***** DATA RECORDS

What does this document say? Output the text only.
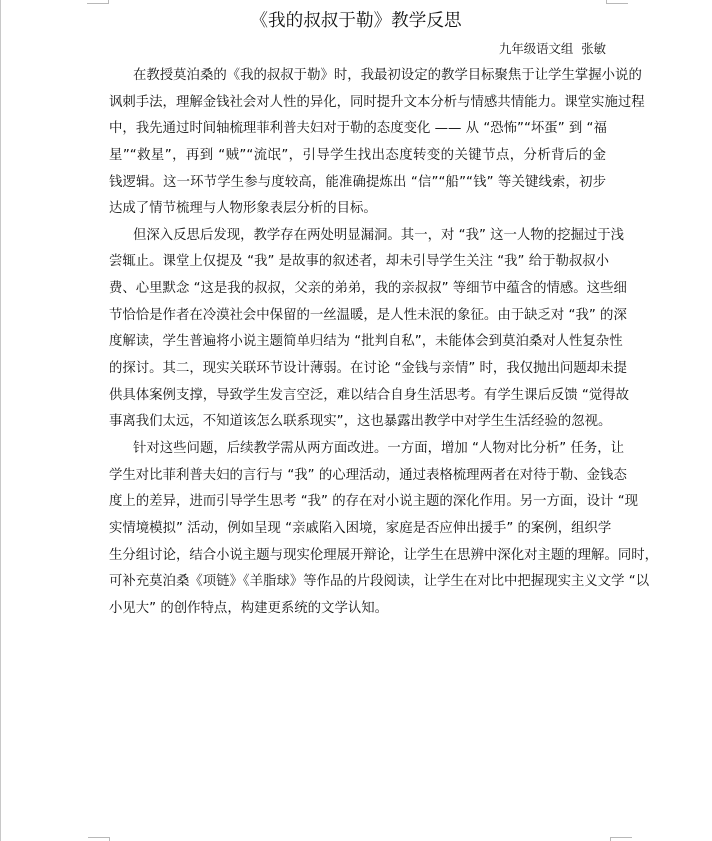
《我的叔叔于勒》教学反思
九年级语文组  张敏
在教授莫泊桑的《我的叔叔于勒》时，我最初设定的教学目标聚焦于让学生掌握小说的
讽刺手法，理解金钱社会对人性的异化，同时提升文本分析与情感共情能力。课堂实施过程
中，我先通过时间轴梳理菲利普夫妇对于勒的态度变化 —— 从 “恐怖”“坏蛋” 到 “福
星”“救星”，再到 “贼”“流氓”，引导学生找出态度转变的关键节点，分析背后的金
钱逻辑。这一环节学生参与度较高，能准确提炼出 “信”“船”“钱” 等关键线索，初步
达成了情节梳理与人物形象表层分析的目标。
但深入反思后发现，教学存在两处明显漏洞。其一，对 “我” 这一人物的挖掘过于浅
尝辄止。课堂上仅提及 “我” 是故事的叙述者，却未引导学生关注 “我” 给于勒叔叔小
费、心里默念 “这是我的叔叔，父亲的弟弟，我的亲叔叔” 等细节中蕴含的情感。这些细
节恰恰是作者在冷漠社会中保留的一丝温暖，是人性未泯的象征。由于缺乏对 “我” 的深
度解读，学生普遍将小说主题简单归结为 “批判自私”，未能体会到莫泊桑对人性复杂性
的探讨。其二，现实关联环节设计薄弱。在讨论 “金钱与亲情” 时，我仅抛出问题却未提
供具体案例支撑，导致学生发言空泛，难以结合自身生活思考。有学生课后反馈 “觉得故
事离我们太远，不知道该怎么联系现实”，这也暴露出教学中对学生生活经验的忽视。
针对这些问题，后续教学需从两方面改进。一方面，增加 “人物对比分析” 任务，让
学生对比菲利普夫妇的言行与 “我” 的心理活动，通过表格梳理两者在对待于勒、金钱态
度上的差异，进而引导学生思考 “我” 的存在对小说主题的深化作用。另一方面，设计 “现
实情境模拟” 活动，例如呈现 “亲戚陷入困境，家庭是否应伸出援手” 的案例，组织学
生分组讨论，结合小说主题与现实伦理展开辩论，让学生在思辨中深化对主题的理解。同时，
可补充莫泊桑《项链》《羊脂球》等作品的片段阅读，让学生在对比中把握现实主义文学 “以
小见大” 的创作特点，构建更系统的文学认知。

**********
***** DATA RECORDS

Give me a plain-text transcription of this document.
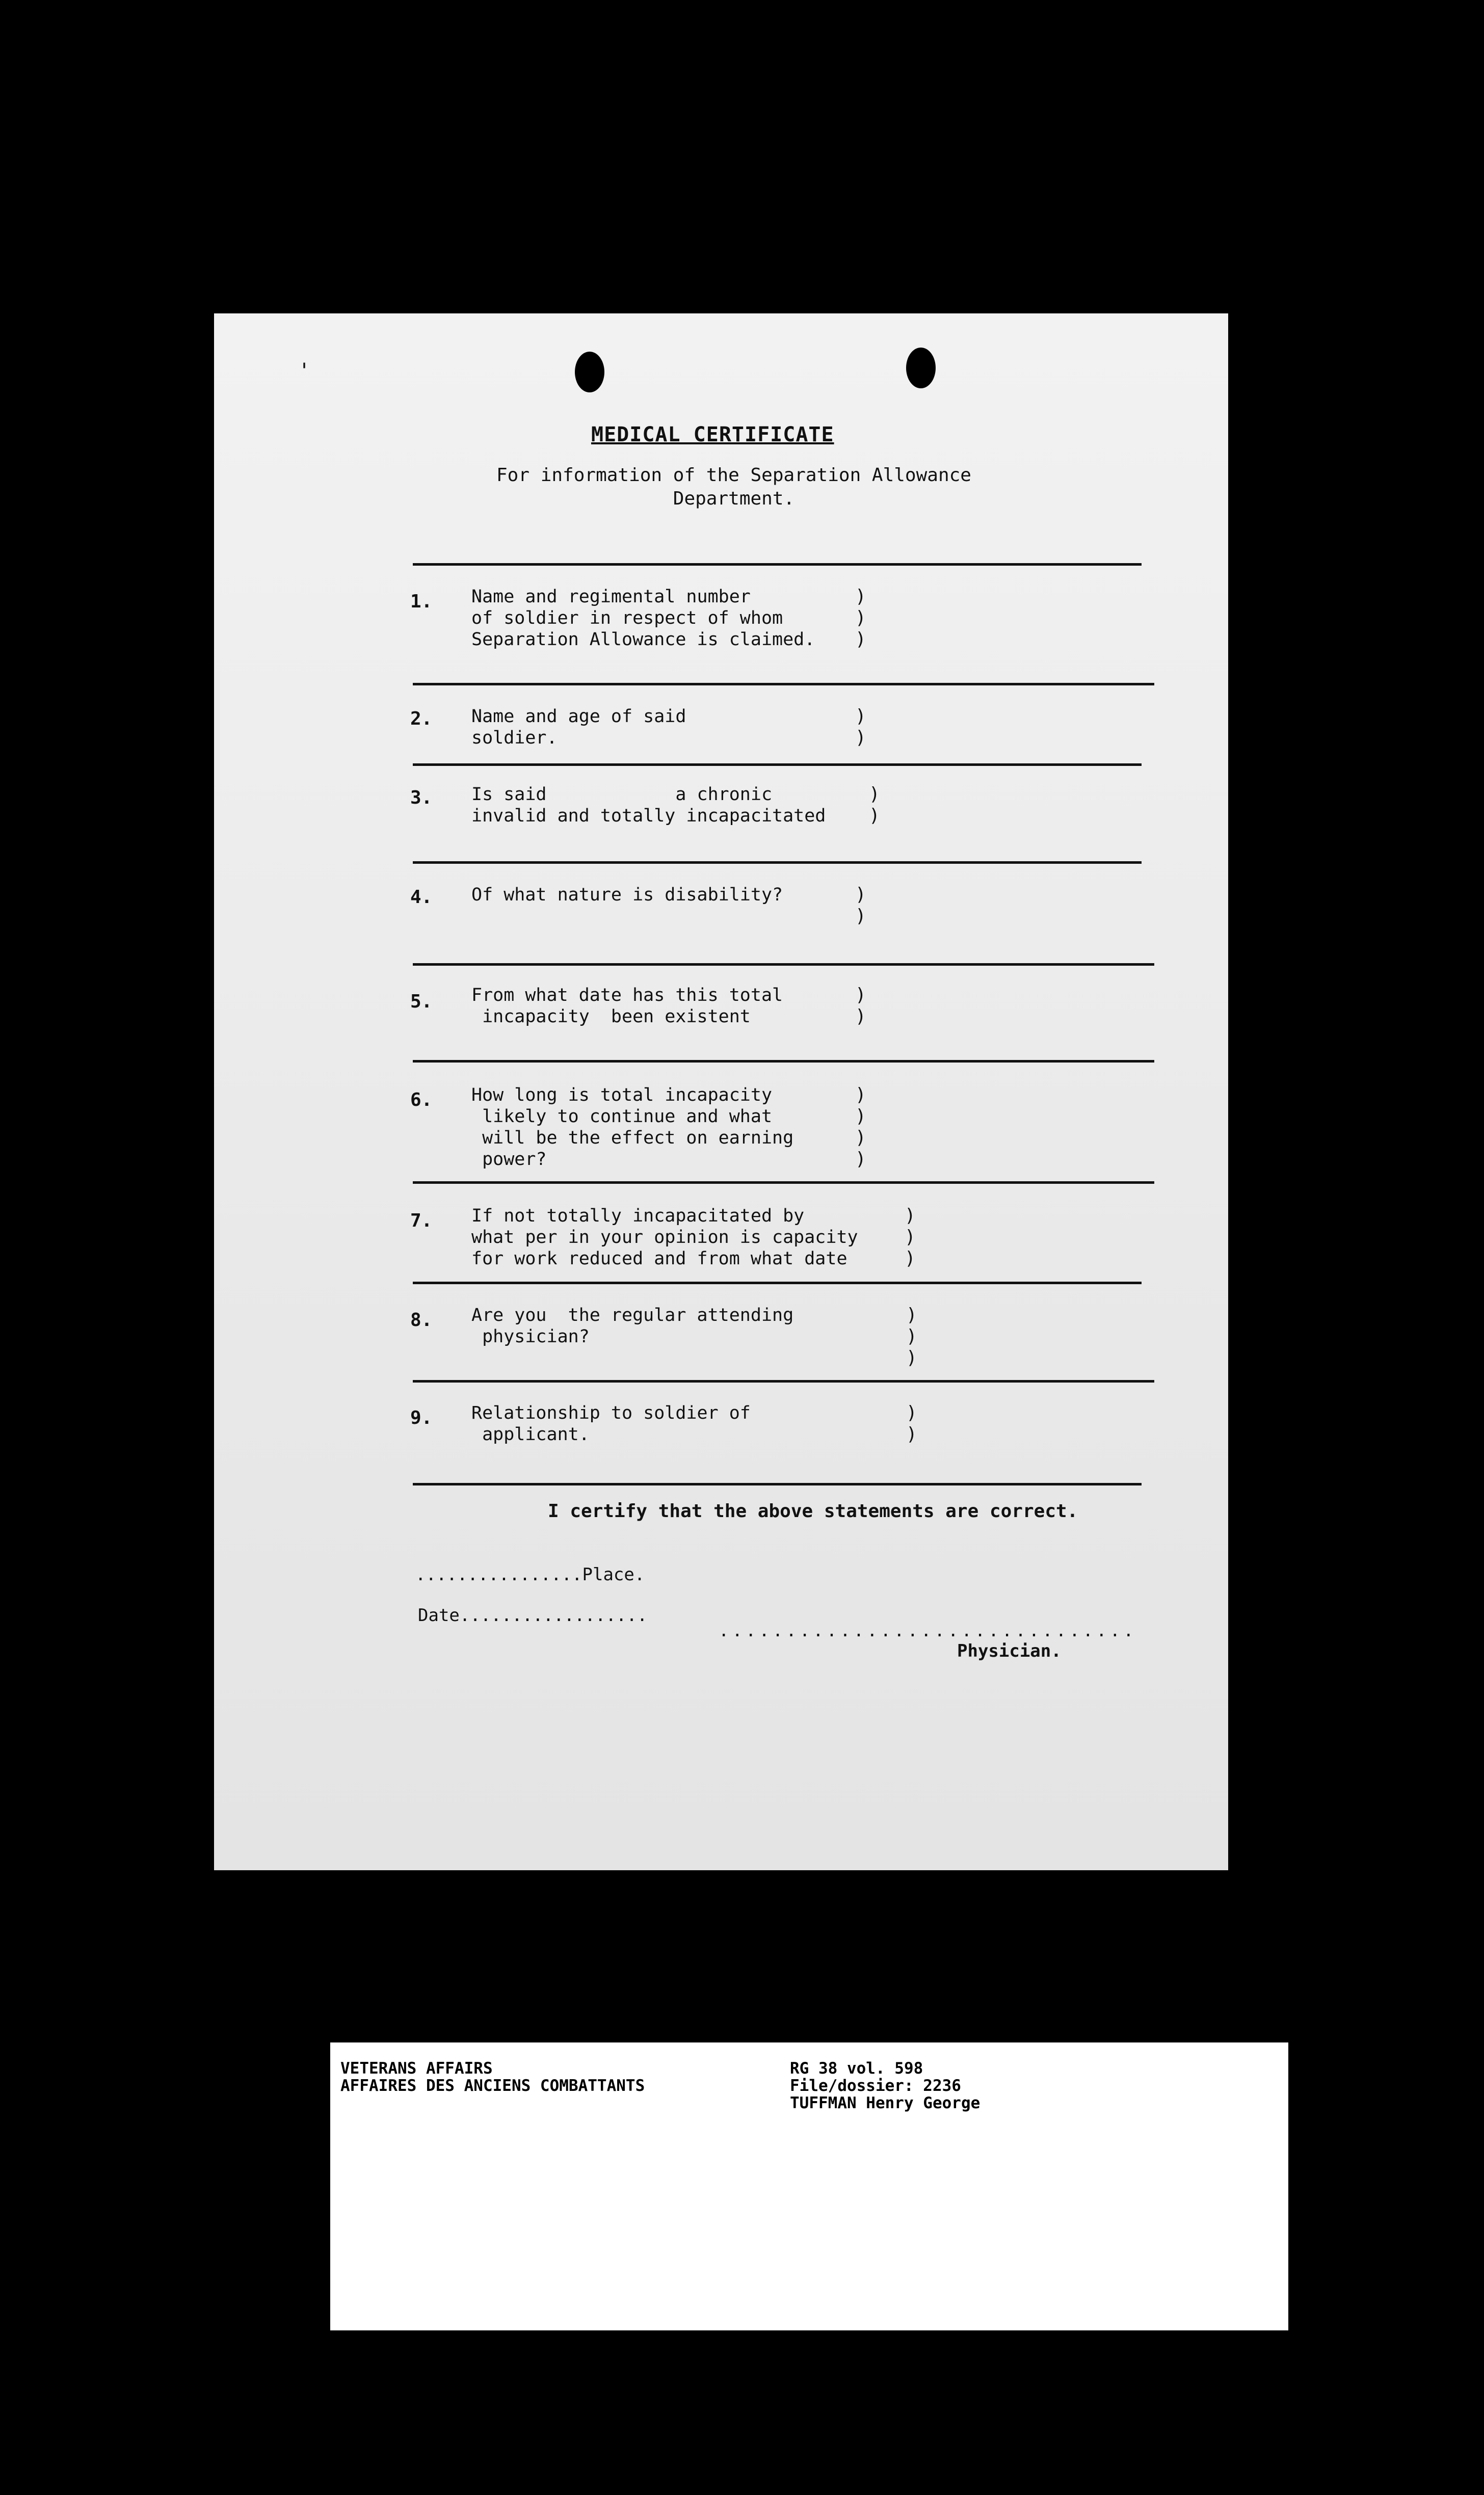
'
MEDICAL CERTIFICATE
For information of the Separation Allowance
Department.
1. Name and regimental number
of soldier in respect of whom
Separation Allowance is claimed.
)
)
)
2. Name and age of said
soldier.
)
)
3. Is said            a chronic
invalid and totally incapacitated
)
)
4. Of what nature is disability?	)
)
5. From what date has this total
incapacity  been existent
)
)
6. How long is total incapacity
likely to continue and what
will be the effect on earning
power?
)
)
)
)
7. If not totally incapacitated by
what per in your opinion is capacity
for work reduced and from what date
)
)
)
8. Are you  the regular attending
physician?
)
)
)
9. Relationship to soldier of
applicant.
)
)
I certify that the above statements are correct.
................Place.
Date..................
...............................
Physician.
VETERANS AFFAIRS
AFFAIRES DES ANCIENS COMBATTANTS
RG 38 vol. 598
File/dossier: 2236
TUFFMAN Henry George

**********

PROMPT: Make a copy of each line that contains the string "Separation".

EXPECTED ANSWER:
For information of the Separation Allowance
Separation Allowance is claimed.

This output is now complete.